What you need to do = Repeat, exactly and completely, the entries shown underneath.
-- Start of Data records --
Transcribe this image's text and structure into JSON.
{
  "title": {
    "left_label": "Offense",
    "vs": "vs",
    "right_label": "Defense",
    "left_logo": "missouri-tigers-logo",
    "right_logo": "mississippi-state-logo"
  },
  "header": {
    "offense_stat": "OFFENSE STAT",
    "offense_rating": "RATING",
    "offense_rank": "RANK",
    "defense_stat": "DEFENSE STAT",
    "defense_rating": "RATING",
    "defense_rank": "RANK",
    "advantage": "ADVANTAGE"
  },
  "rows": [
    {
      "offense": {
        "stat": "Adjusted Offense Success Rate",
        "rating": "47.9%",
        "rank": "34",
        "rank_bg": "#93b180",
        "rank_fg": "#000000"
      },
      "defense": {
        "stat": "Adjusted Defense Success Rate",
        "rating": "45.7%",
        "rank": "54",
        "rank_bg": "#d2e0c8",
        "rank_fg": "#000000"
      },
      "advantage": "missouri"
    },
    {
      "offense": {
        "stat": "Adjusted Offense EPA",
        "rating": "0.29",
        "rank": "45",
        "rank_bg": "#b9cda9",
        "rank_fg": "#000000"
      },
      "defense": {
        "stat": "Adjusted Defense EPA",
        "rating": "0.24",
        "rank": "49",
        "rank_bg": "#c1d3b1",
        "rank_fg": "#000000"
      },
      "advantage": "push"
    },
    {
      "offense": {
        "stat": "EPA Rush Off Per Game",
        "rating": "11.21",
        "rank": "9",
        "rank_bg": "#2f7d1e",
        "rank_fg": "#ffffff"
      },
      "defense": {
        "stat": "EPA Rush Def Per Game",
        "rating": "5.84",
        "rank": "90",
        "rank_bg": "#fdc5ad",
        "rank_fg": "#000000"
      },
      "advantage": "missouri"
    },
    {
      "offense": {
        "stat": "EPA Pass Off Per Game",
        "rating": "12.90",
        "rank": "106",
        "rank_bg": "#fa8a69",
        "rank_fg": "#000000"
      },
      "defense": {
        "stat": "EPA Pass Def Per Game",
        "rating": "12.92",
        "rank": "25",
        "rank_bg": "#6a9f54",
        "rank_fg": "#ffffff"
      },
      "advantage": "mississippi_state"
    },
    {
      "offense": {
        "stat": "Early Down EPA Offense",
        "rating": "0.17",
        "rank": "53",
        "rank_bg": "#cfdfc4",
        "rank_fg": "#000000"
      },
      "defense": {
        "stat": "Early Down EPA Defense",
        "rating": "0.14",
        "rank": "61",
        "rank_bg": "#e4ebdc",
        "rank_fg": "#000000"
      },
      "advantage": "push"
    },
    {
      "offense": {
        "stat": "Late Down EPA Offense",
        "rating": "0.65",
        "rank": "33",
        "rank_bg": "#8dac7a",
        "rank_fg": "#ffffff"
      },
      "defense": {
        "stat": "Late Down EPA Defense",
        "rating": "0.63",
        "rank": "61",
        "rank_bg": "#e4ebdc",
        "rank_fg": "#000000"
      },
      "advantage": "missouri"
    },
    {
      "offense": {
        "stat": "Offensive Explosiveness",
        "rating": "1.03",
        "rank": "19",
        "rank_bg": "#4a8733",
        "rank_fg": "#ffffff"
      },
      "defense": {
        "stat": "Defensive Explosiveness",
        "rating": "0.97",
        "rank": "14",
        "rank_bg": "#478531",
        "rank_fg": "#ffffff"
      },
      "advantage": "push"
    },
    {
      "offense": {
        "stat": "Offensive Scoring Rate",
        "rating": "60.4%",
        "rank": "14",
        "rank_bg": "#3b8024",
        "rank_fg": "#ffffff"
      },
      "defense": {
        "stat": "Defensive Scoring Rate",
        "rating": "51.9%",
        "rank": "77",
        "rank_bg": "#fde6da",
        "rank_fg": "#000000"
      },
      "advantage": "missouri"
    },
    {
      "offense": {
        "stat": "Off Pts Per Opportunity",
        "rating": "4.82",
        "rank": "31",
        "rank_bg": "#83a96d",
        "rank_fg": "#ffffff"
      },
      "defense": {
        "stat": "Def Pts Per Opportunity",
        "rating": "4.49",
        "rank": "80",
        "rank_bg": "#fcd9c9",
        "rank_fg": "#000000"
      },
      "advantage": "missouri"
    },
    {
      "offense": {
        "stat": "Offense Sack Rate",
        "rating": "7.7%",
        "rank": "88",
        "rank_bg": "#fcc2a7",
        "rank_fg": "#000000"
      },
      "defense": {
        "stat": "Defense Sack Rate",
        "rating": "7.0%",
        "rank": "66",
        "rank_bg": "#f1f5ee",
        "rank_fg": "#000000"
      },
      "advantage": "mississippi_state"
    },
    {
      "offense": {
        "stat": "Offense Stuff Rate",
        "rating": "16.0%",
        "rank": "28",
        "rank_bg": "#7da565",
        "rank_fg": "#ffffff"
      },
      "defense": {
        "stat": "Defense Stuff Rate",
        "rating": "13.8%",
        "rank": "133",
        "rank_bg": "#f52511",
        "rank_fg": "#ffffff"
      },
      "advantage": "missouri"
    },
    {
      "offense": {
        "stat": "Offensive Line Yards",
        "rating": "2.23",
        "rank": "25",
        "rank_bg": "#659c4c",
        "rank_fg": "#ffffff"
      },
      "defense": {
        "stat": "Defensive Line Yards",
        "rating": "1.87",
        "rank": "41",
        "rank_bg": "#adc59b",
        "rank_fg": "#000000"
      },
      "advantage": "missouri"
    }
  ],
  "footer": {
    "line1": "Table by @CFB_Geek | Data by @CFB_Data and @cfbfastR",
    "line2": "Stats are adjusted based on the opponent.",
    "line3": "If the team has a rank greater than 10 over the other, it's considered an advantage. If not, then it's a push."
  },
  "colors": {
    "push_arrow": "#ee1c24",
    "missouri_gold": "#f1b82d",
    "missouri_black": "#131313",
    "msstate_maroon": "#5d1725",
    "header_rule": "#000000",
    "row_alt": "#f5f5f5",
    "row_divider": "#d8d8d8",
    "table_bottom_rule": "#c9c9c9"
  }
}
-- End of Data records --
Exercise solution =
Transcribe this image's text and structure into JSON.
{
  "title": {
    "left_label": "Offense",
    "vs": "vs",
    "right_label": "Defense",
    "left_logo": "missouri-tigers-logo",
    "right_logo": "mississippi-state-logo"
  },
  "header": {
    "offense_stat": "OFFENSE STAT",
    "offense_rating": "RATING",
    "offense_rank": "RANK",
    "defense_stat": "DEFENSE STAT",
    "defense_rating": "RATING",
    "defense_rank": "RANK",
    "advantage": "ADVANTAGE"
  },
  "rows": [
    {
      "offense": {
        "stat": "Adjusted Offense Success Rate",
        "rating": "47.9%",
        "rank": "34",
        "rank_bg": "#93b180",
        "rank_fg": "#000000"
      },
      "defense": {
        "stat": "Adjusted Defense Success Rate",
        "rating": "45.7%",
        "rank": "54",
        "rank_bg": "#d2e0c8",
        "rank_fg": "#000000"
      },
      "advantage": "missouri"
    },
    {
      "offense": {
        "stat": "Adjusted Offense EPA",
        "rating": "0.29",
        "rank": "45",
        "rank_bg": "#b9cda9",
        "rank_fg": "#000000"
      },
      "defense": {
        "stat": "Adjusted Defense EPA",
        "rating": "0.24",
        "rank": "49",
        "rank_bg": "#c1d3b1",
        "rank_fg": "#000000"
      },
      "advantage": "push"
    },
    {
      "offense": {
        "stat": "EPA Rush Off Per Game",
        "rating": "11.21",
        "rank": "9",
        "rank_bg": "#2f7d1e",
        "rank_fg": "#ffffff"
      },
      "defense": {
        "stat": "EPA Rush Def Per Game",
        "rating": "5.84",
        "rank": "90",
        "rank_bg": "#fdc5ad",
        "rank_fg": "#000000"
      },
      "advantage": "missouri"
    },
    {
      "offense": {
        "stat": "EPA Pass Off Per Game",
        "rating": "12.90",
        "rank": "106",
        "rank_bg": "#fa8a69",
        "rank_fg": "#000000"
      },
      "defense": {
        "stat": "EPA Pass Def Per Game",
        "rating": "12.92",
        "rank": "25",
        "rank_bg": "#6a9f54",
        "rank_fg": "#ffffff"
      },
      "advantage": "mississippi_state"
    },
    {
      "offense": {
        "stat": "Early Down EPA Offense",
        "rating": "0.17",
        "rank": "53",
        "rank_bg": "#cfdfc4",
        "rank_fg": "#000000"
      },
      "defense": {
        "stat": "Early Down EPA Defense",
        "rating": "0.14",
        "rank": "61",
        "rank_bg": "#e4ebdc",
        "rank_fg": "#000000"
      },
      "advantage": "push"
    },
    {
      "offense": {
        "stat": "Late Down EPA Offense",
        "rating": "0.65",
        "rank": "33",
        "rank_bg": "#8dac7a",
        "rank_fg": "#ffffff"
      },
      "defense": {
        "stat": "Late Down EPA Defense",
        "rating": "0.63",
        "rank": "61",
        "rank_bg": "#e4ebdc",
        "rank_fg": "#000000"
      },
      "advantage": "missouri"
    },
    {
      "offense": {
        "stat": "Offensive Explosiveness",
        "rating": "1.03",
        "rank": "19",
        "rank_bg": "#4a8733",
        "rank_fg": "#ffffff"
      },
      "defense": {
        "stat": "Defensive Explosiveness",
        "rating": "0.97",
        "rank": "14",
        "rank_bg": "#478531",
        "rank_fg": "#ffffff"
      },
      "advantage": "push"
    },
    {
      "offense": {
        "stat": "Offensive Scoring Rate",
        "rating": "60.4%",
        "rank": "14",
        "rank_bg": "#3b8024",
        "rank_fg": "#ffffff"
      },
      "defense": {
        "stat": "Defensive Scoring Rate",
        "rating": "51.9%",
        "rank": "77",
        "rank_bg": "#fde6da",
        "rank_fg": "#000000"
      },
      "advantage": "missouri"
    },
    {
      "offense": {
        "stat": "Off Pts Per Opportunity",
        "rating": "4.82",
        "rank": "31",
        "rank_bg": "#83a96d",
        "rank_fg": "#ffffff"
      },
      "defense": {
        "stat": "Def Pts Per Opportunity",
        "rating": "4.49",
        "rank": "80",
        "rank_bg": "#fcd9c9",
        "rank_fg": "#000000"
      },
      "advantage": "missouri"
    },
    {
      "offense": {
        "stat": "Offense Sack Rate",
        "rating": "7.7%",
        "rank": "88",
        "rank_bg": "#fcc2a7",
        "rank_fg": "#000000"
      },
      "defense": {
        "stat": "Defense Sack Rate",
        "rating": "7.0%",
        "rank": "66",
        "rank_bg": "#f1f5ee",
        "rank_fg": "#000000"
      },
      "advantage": "mississippi_state"
    },
    {
      "offense": {
        "stat": "Offense Stuff Rate",
        "rating": "16.0%",
        "rank": "28",
        "rank_bg": "#7da565",
        "rank_fg": "#ffffff"
      },
      "defense": {
        "stat": "Defense Stuff Rate",
        "rating": "13.8%",
        "rank": "133",
        "rank_bg": "#f52511",
        "rank_fg": "#ffffff"
      },
      "advantage": "missouri"
    },
    {
      "offense": {
        "stat": "Offensive Line Yards",
        "rating": "2.23",
        "rank": "25",
        "rank_bg": "#659c4c",
        "rank_fg": "#ffffff"
      },
      "defense": {
        "stat": "Defensive Line Yards",
        "rating": "1.87",
        "rank": "41",
        "rank_bg": "#adc59b",
        "rank_fg": "#000000"
      },
      "advantage": "missouri"
    }
  ],
  "footer": {
    "line1": "Table by @CFB_Geek | Data by @CFB_Data and @cfbfastR",
    "line2": "Stats are adjusted based on the opponent.",
    "line3": "If the team has a rank greater than 10 over the other, it's considered an advantage. If not, then it's a push."
  },
  "colors": {
    "push_arrow": "#ee1c24",
    "missouri_gold": "#f1b82d",
    "missouri_black": "#131313",
    "msstate_maroon": "#5d1725",
    "header_rule": "#000000",
    "row_alt": "#f5f5f5",
    "row_divider": "#d8d8d8",
    "table_bottom_rule": "#c9c9c9"
  }
}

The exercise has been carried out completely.